### Given records

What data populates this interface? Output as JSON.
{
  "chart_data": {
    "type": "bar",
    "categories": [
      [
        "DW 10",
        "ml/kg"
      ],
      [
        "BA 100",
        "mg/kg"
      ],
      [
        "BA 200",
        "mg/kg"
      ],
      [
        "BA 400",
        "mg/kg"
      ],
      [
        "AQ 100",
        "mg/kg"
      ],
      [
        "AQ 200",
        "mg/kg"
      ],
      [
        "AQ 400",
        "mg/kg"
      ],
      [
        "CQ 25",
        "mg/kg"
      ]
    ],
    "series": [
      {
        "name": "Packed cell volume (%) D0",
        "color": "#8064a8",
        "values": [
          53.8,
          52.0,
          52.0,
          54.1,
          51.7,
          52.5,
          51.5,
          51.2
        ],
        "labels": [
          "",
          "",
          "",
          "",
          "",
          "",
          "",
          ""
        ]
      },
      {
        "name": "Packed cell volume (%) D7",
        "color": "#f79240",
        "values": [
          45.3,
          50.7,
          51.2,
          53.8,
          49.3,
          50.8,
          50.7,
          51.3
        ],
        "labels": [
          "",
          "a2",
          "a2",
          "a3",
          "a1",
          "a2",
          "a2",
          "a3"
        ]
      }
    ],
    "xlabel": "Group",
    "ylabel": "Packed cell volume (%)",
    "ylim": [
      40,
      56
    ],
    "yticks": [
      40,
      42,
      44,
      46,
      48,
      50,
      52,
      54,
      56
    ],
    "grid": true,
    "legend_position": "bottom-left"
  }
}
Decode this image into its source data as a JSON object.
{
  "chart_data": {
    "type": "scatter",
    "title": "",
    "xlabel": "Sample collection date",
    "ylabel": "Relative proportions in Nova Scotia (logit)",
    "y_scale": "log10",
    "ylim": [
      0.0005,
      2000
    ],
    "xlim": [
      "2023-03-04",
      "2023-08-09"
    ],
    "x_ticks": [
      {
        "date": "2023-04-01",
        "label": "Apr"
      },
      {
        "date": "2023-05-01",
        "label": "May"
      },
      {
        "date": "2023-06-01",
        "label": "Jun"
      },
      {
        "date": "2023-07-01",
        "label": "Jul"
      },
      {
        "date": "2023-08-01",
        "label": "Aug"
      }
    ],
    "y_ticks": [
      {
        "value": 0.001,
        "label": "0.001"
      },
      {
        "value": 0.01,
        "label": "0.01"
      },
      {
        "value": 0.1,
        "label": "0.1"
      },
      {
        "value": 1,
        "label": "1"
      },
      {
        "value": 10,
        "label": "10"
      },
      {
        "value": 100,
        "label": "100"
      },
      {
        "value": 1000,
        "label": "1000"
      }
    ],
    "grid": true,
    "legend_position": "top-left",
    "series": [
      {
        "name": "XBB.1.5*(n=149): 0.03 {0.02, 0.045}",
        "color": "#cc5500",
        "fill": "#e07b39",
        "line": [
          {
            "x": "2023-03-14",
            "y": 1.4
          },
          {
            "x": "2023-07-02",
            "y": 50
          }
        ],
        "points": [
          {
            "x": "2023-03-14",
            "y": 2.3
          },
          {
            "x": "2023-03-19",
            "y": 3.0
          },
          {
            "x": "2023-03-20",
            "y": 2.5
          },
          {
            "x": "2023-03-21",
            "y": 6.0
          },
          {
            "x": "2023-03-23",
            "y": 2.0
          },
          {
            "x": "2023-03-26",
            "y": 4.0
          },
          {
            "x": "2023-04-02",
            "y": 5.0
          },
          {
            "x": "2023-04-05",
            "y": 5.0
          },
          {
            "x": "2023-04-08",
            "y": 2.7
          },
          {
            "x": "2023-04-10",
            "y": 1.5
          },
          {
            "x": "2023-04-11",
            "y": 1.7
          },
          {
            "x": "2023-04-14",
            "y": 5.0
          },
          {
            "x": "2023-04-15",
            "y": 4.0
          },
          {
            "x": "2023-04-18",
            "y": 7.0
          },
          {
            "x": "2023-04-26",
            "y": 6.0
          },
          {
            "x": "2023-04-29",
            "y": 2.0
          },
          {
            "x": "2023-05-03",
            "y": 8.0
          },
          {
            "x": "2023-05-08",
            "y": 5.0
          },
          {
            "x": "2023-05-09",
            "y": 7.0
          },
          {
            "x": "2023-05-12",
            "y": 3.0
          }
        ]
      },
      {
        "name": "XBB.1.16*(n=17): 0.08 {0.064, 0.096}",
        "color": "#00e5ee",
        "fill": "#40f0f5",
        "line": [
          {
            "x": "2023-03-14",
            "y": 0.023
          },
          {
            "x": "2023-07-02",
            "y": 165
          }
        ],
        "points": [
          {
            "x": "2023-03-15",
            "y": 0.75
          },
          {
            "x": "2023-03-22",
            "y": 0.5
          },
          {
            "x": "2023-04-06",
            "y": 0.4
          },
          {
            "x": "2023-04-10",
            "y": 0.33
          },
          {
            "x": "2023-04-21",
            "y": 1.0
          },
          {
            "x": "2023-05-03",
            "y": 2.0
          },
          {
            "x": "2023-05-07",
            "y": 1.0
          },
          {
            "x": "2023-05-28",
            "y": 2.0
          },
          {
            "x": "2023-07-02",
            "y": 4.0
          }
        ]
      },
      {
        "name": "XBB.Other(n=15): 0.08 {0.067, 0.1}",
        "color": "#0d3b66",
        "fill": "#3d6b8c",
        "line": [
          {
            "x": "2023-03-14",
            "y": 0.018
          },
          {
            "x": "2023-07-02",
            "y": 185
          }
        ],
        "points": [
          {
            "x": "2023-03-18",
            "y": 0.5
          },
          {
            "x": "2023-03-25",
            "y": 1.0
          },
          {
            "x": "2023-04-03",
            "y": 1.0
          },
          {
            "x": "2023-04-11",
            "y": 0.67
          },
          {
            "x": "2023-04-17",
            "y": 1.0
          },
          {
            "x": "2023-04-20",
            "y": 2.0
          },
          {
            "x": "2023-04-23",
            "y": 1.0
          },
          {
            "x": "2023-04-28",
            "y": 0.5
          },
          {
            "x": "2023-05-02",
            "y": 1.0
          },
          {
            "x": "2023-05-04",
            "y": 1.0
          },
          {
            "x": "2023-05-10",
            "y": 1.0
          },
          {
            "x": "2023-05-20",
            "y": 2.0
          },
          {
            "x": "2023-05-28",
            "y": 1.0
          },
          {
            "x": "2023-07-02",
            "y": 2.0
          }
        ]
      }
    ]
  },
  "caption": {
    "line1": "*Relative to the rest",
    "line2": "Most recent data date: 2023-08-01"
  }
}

### Stated problem
Your task is to transcribe the material exactly.

### Full output
What data populates this interface? Output as JSON.
{
  "chart_data": {
    "type": "bar",
    "categories": [
      [
        "DW 10",
        "ml/kg"
      ],
      [
        "BA 100",
        "mg/kg"
      ],
      [
        "BA 200",
        "mg/kg"
      ],
      [
        "BA 400",
        "mg/kg"
      ],
      [
        "AQ 100",
        "mg/kg"
      ],
      [
        "AQ 200",
        "mg/kg"
      ],
      [
        "AQ 400",
        "mg/kg"
      ],
      [
        "CQ 25",
        "mg/kg"
      ]
    ],
    "series": [
      {
        "name": "Packed cell volume (%) D0",
        "color": "#8064a8",
        "values": [
          53.8,
          52.0,
          52.0,
          54.1,
          51.7,
          52.5,
          51.5,
          51.2
        ],
        "labels": [
          "",
          "",
          "",
          "",
          "",
          "",
          "",
          ""
        ]
      },
      {
        "name": "Packed cell volume (%) D7",
        "color": "#f79240",
        "values": [
          45.3,
          50.7,
          51.2,
          53.8,
          49.3,
          50.8,
          50.7,
          51.3
        ],
        "labels": [
          "",
          "a2",
          "a2",
          "a3",
          "a1",
          "a2",
          "a2",
          "a3"
        ]
      }
    ],
    "xlabel": "Group",
    "ylabel": "Packed cell volume (%)",
    "ylim": [
      40,
      56
    ],
    "yticks": [
      40,
      42,
      44,
      46,
      48,
      50,
      52,
      54,
      56
    ],
    "grid": true,
    "legend_position": "bottom-left"
  }
}
Decode this image into its source data as a JSON object.
{
  "chart_data": {
    "type": "scatter",
    "title": "",
    "xlabel": "Sample collection date",
    "ylabel": "Relative proportions in Nova Scotia (logit)",
    "y_scale": "log10",
    "ylim": [
      0.0005,
      2000
    ],
    "xlim": [
      "2023-03-04",
      "2023-08-09"
    ],
    "x_ticks": [
      {
        "date": "2023-04-01",
        "label": "Apr"
      },
      {
        "date": "2023-05-01",
        "label": "May"
      },
      {
        "date": "2023-06-01",
        "label": "Jun"
      },
      {
        "date": "2023-07-01",
        "label": "Jul"
      },
      {
        "date": "2023-08-01",
        "label": "Aug"
      }
    ],
    "y_ticks": [
      {
        "value": 0.001,
        "label": "0.001"
      },
      {
        "value": 0.01,
        "label": "0.01"
      },
      {
        "value": 0.1,
        "label": "0.1"
      },
      {
        "value": 1,
        "label": "1"
      },
      {
        "value": 10,
        "label": "10"
      },
      {
        "value": 100,
        "label": "100"
      },
      {
        "value": 1000,
        "label": "1000"
      }
    ],
    "grid": true,
    "legend_position": "top-left",
    "series": [
      {
        "name": "XBB.1.5*(n=149): 0.03 {0.02, 0.045}",
        "color": "#cc5500",
        "fill": "#e07b39",
        "line": [
          {
            "x": "2023-03-14",
            "y": 1.4
          },
          {
            "x": "2023-07-02",
            "y": 50
          }
        ],
        "points": [
          {
            "x": "2023-03-14",
            "y": 2.3
          },
          {
            "x": "2023-03-19",
            "y": 3.0
          },
          {
            "x": "2023-03-20",
            "y": 2.5
          },
          {
            "x": "2023-03-21",
            "y": 6.0
          },
          {
            "x": "2023-03-23",
            "y": 2.0
          },
          {
            "x": "2023-03-26",
            "y": 4.0
          },
          {
            "x": "2023-04-02",
            "y": 5.0
          },
          {
            "x": "2023-04-05",
            "y": 5.0
          },
          {
            "x": "2023-04-08",
            "y": 2.7
          },
          {
            "x": "2023-04-10",
            "y": 1.5
          },
          {
            "x": "2023-04-11",
            "y": 1.7
          },
          {
            "x": "2023-04-14",
            "y": 5.0
          },
          {
            "x": "2023-04-15",
            "y": 4.0
          },
          {
            "x": "2023-04-18",
            "y": 7.0
          },
          {
            "x": "2023-04-26",
            "y": 6.0
          },
          {
            "x": "2023-04-29",
            "y": 2.0
          },
          {
            "x": "2023-05-03",
            "y": 8.0
          },
          {
            "x": "2023-05-08",
            "y": 5.0
          },
          {
            "x": "2023-05-09",
            "y": 7.0
          },
          {
            "x": "2023-05-12",
            "y": 3.0
          }
        ]
      },
      {
        "name": "XBB.1.16*(n=17): 0.08 {0.064, 0.096}",
        "color": "#00e5ee",
        "fill": "#40f0f5",
        "line": [
          {
            "x": "2023-03-14",
            "y": 0.023
          },
          {
            "x": "2023-07-02",
            "y": 165
          }
        ],
        "points": [
          {
            "x": "2023-03-15",
            "y": 0.75
          },
          {
            "x": "2023-03-22",
            "y": 0.5
          },
          {
            "x": "2023-04-06",
            "y": 0.4
          },
          {
            "x": "2023-04-10",
            "y": 0.33
          },
          {
            "x": "2023-04-21",
            "y": 1.0
          },
          {
            "x": "2023-05-03",
            "y": 2.0
          },
          {
            "x": "2023-05-07",
            "y": 1.0
          },
          {
            "x": "2023-05-28",
            "y": 2.0
          },
          {
            "x": "2023-07-02",
            "y": 4.0
          }
        ]
      },
      {
        "name": "XBB.Other(n=15): 0.08 {0.067, 0.1}",
        "color": "#0d3b66",
        "fill": "#3d6b8c",
        "line": [
          {
            "x": "2023-03-14",
            "y": 0.018
          },
          {
            "x": "2023-07-02",
            "y": 185
          }
        ],
        "points": [
          {
            "x": "2023-03-18",
            "y": 0.5
          },
          {
            "x": "2023-03-25",
            "y": 1.0
          },
          {
            "x": "2023-04-03",
            "y": 1.0
          },
          {
            "x": "2023-04-11",
            "y": 0.67
          },
          {
            "x": "2023-04-17",
            "y": 1.0
          },
          {
            "x": "2023-04-20",
            "y": 2.0
          },
          {
            "x": "2023-04-23",
            "y": 1.0
          },
          {
            "x": "2023-04-28",
            "y": 0.5
          },
          {
            "x": "2023-05-02",
            "y": 1.0
          },
          {
            "x": "2023-05-04",
            "y": 1.0
          },
          {
            "x": "2023-05-10",
            "y": 1.0
          },
          {
            "x": "2023-05-20",
            "y": 2.0
          },
          {
            "x": "2023-05-28",
            "y": 1.0
          },
          {
            "x": "2023-07-02",
            "y": 2.0
          }
        ]
      }
    ]
  },
  "caption": {
    "line1": "*Relative to the rest",
    "line2": "Most recent data date: 2023-08-01"
  }
}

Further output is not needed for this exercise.